• _Goal_:
In the entries below, find every line holding the string "JSON" and collect it.

[Recorded data start]

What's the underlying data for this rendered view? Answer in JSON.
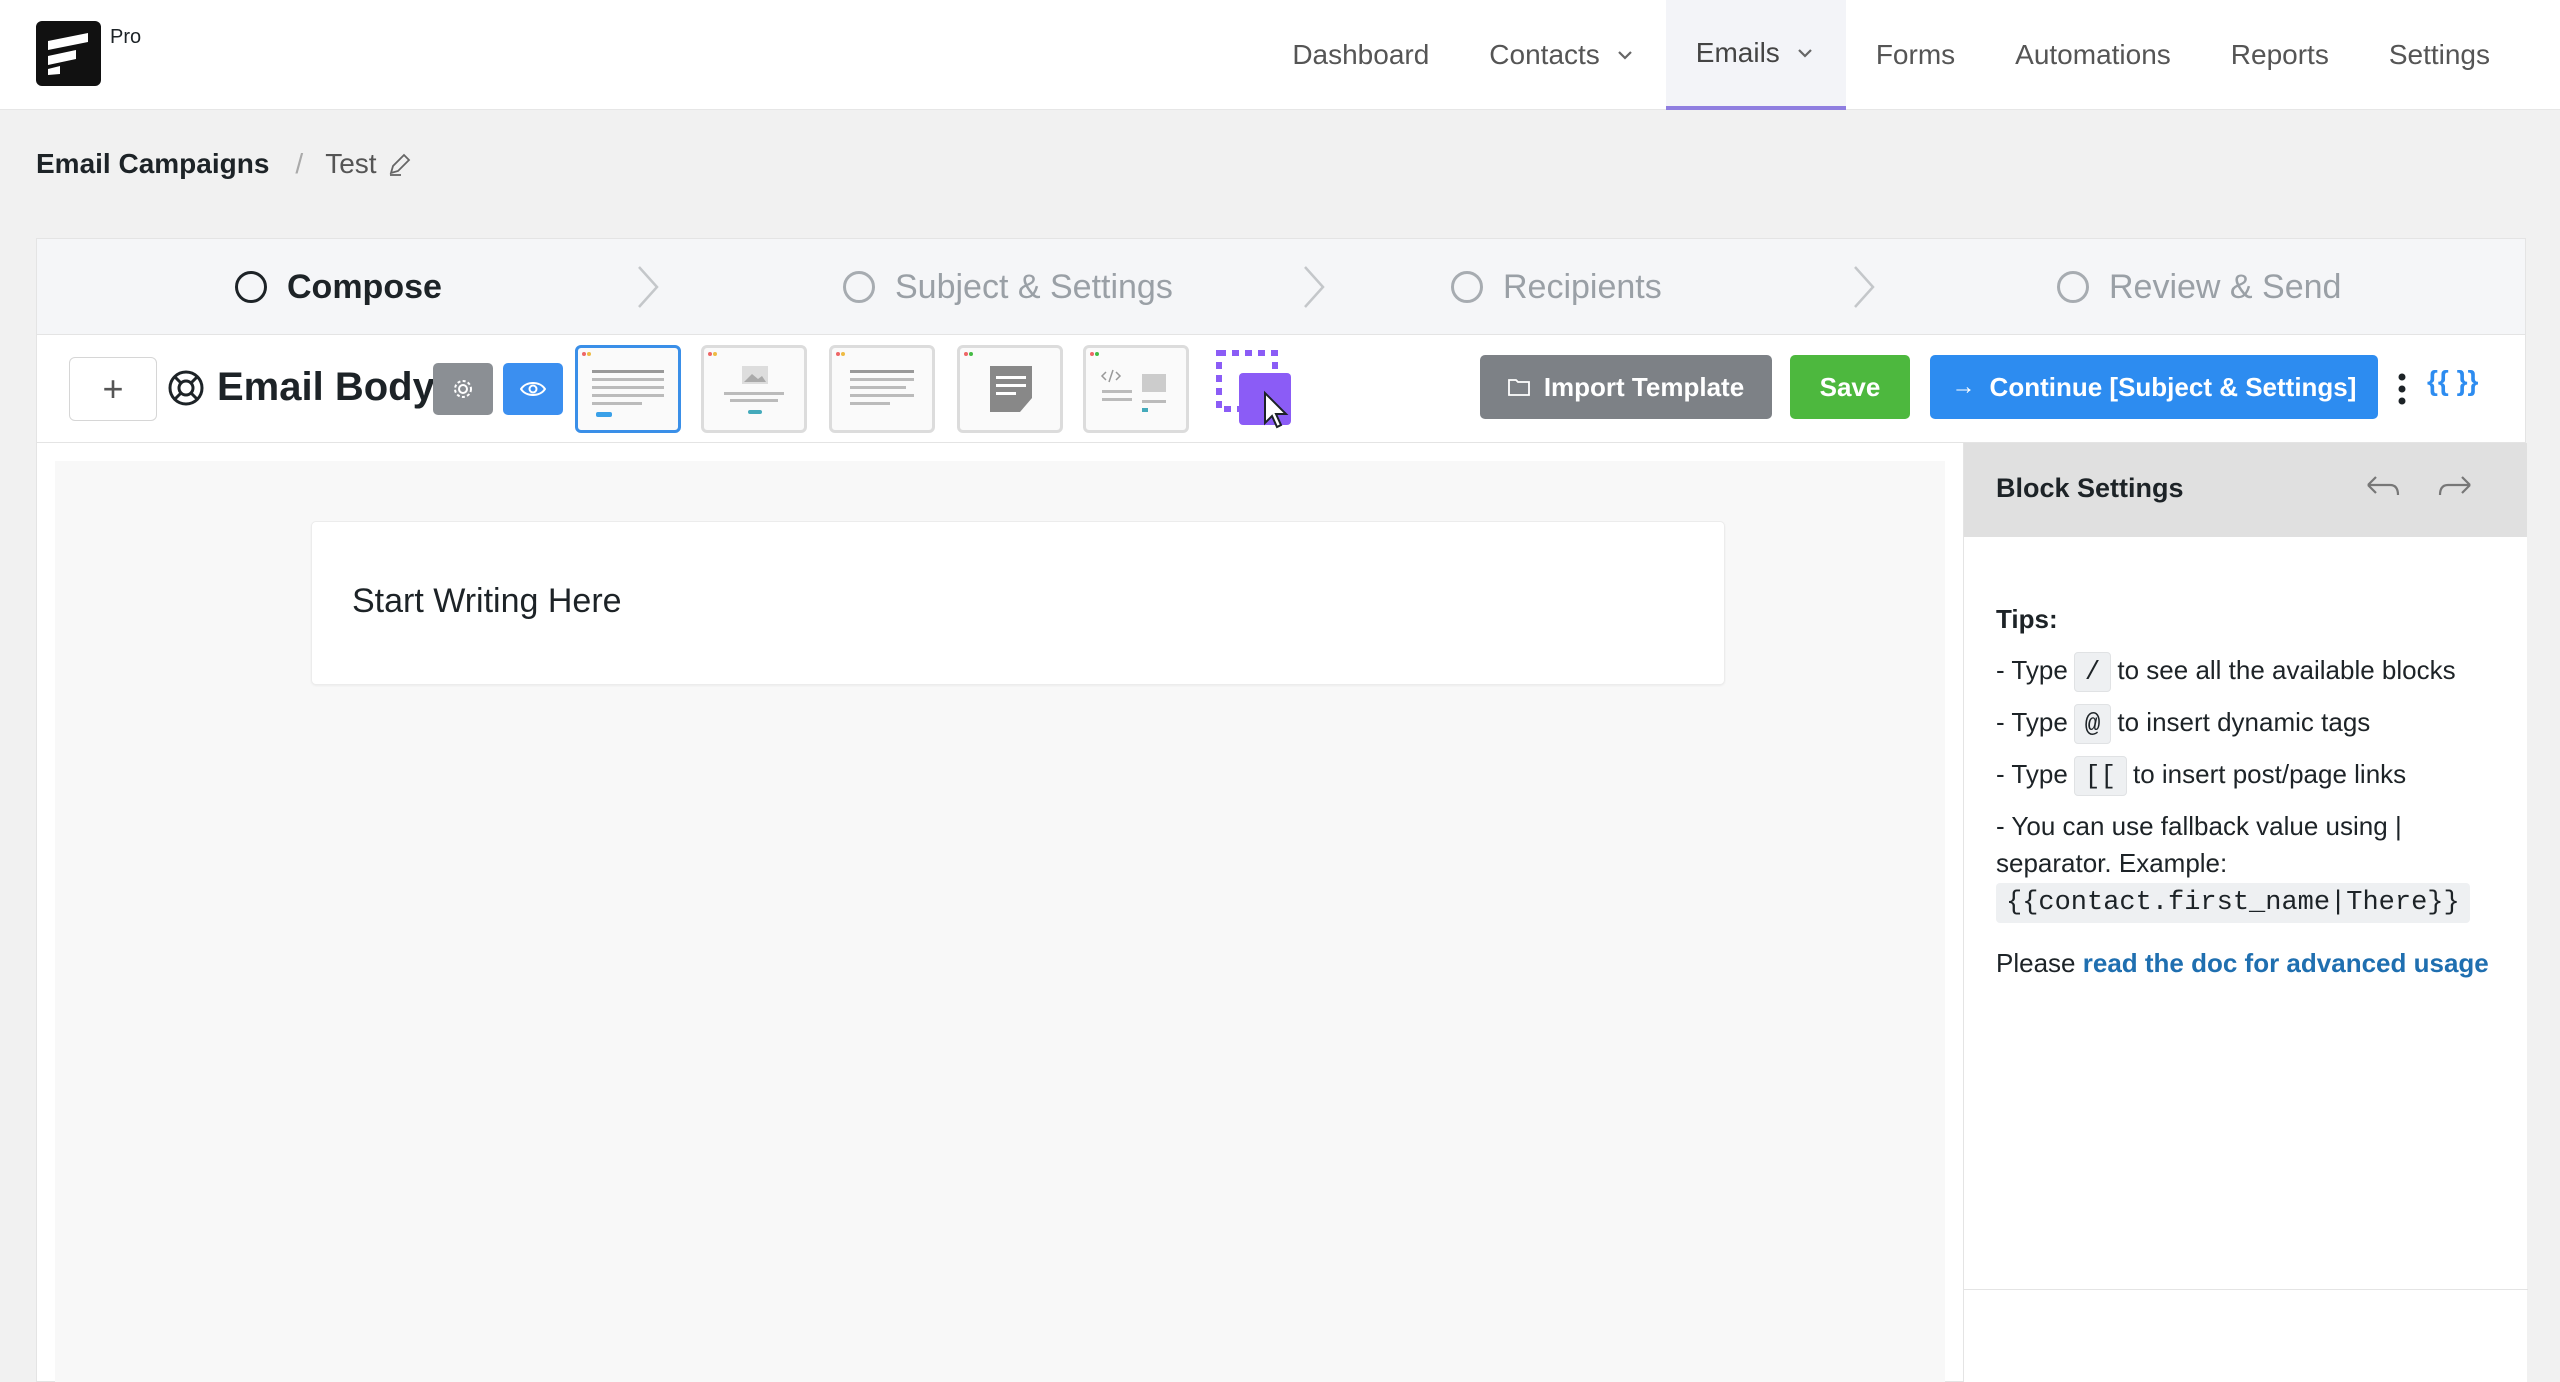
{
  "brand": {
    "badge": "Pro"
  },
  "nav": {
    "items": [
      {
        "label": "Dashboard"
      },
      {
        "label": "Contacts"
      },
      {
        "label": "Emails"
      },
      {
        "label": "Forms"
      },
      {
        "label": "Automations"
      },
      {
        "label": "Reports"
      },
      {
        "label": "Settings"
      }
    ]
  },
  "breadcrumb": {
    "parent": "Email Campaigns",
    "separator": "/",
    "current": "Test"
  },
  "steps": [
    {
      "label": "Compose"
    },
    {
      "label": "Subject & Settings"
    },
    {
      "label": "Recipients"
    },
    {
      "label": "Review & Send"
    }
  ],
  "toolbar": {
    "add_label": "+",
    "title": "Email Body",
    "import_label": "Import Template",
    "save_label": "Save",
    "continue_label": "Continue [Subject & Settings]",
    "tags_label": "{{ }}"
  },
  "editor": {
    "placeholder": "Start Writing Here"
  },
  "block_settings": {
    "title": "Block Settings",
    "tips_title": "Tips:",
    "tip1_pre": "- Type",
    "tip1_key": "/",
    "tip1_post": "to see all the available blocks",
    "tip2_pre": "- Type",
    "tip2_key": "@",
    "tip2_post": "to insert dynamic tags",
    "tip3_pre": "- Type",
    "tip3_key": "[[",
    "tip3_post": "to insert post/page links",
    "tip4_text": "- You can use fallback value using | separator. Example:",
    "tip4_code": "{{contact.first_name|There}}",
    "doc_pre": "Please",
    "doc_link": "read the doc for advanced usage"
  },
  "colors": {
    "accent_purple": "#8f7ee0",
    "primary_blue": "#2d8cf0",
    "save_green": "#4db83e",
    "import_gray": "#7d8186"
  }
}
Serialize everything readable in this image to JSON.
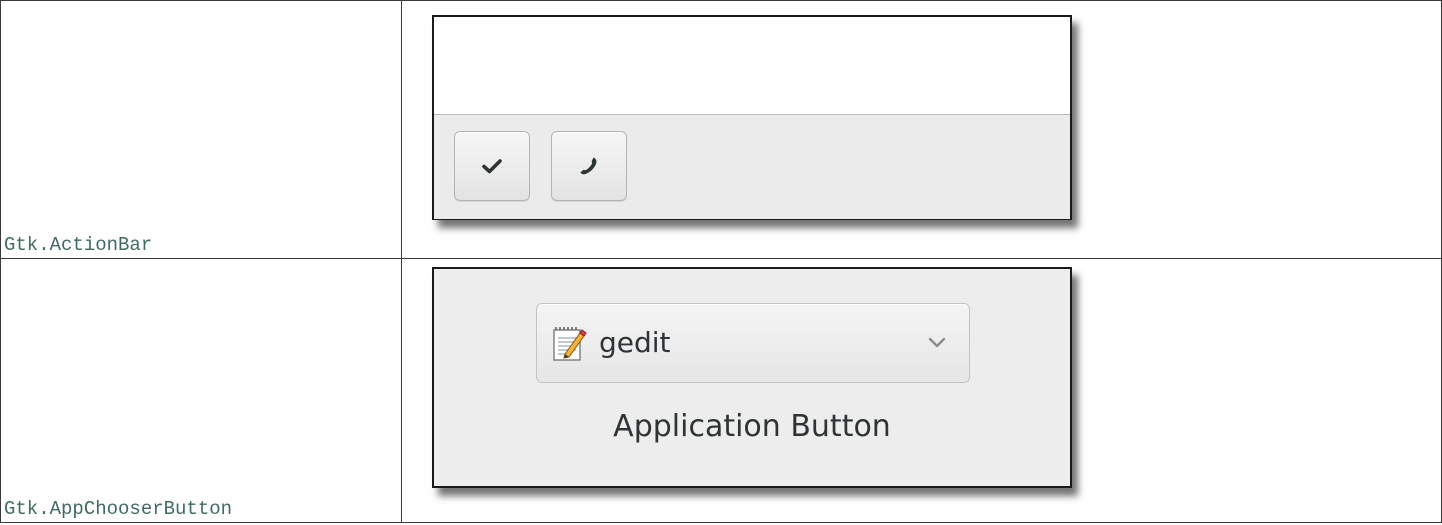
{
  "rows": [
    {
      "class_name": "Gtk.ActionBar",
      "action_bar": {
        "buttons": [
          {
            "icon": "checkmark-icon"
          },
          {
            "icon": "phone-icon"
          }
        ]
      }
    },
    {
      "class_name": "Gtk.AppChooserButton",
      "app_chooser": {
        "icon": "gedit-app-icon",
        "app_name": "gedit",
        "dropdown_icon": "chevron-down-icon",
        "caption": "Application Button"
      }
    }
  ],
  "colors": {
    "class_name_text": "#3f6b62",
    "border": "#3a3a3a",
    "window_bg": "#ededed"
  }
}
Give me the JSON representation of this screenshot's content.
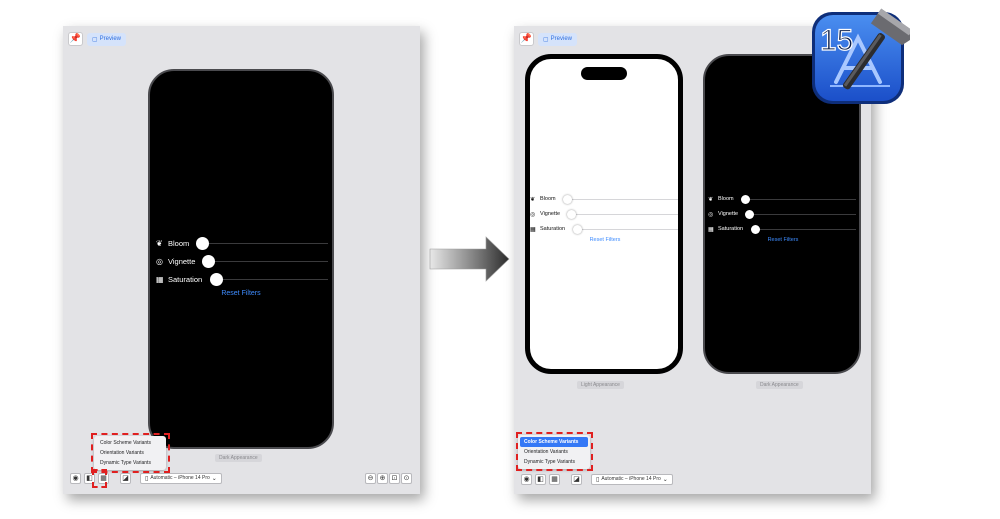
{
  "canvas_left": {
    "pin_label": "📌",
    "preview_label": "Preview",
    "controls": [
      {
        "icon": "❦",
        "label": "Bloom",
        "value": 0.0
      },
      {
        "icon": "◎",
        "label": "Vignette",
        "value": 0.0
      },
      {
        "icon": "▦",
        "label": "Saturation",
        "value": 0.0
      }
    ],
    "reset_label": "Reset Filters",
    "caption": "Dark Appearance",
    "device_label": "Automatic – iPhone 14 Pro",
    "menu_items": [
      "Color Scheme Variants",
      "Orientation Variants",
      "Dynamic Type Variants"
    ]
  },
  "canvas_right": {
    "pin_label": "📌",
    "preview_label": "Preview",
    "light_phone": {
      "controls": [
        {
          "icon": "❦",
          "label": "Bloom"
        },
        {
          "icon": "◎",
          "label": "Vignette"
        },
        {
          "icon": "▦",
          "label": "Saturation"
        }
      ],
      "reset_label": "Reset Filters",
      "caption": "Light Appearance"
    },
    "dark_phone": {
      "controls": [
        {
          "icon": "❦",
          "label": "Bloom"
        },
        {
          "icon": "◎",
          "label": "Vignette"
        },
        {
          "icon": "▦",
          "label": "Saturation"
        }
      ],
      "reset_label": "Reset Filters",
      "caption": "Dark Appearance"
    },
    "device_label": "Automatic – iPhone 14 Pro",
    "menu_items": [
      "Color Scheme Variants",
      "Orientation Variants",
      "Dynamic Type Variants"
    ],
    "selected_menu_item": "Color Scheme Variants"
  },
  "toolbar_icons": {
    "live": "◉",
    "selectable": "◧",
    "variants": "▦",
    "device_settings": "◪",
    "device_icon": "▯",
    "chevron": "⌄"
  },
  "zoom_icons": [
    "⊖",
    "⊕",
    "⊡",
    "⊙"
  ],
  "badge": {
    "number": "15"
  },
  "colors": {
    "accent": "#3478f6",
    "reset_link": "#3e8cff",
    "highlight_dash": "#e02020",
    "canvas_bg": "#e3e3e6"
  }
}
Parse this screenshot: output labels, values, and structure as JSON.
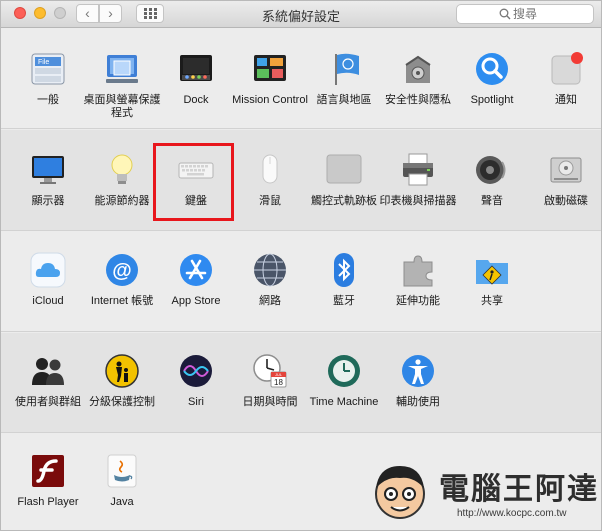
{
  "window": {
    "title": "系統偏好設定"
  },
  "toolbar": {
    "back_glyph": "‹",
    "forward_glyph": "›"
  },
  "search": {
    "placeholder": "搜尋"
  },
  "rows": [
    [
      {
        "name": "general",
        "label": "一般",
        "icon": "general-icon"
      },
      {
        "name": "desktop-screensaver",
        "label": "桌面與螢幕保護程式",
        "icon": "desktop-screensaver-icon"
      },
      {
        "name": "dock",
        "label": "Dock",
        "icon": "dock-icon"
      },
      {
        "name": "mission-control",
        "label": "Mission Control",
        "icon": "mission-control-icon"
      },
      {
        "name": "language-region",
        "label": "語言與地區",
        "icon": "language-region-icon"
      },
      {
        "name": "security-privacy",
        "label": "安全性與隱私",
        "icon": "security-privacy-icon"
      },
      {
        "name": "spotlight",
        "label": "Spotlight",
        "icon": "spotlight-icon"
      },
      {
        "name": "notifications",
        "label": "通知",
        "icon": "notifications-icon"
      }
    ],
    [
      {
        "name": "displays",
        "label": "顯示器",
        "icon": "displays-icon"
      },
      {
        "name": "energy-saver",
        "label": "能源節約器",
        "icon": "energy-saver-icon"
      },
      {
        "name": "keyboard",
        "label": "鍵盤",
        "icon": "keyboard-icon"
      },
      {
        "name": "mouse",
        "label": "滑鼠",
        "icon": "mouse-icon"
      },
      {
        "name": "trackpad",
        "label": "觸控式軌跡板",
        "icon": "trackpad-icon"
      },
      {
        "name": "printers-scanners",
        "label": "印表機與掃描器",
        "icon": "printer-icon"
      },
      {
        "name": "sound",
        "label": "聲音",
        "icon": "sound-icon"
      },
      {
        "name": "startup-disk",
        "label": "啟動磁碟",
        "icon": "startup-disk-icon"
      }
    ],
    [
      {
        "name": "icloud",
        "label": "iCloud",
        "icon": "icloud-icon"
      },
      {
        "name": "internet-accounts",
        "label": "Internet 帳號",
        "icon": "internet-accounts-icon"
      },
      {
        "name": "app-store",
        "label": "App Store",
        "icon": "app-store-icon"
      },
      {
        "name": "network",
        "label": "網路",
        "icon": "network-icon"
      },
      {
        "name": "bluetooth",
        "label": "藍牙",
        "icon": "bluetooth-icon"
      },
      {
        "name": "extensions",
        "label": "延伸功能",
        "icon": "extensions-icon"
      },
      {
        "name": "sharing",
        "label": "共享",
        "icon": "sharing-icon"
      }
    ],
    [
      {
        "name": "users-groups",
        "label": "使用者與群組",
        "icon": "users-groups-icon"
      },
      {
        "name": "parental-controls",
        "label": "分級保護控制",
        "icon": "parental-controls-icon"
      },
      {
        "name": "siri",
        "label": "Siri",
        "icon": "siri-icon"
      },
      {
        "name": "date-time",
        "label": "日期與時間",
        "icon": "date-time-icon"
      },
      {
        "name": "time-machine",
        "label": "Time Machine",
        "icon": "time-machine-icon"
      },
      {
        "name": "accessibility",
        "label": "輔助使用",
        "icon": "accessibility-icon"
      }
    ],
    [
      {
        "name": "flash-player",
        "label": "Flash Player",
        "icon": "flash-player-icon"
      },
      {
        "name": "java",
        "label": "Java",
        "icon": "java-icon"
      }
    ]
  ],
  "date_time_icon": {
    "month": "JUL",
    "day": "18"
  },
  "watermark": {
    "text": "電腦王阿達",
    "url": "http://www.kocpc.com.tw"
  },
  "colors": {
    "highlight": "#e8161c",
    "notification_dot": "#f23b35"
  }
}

[Recorded data end]

• _Output for this exercise_:
What's the underlying data for this rendered view? Answer in JSON.
Serialize everything readable in this image to JSON.
Give me the JSON representation of this screenshot's content.
Parse this screenshot: output labels, values, and structure as JSON.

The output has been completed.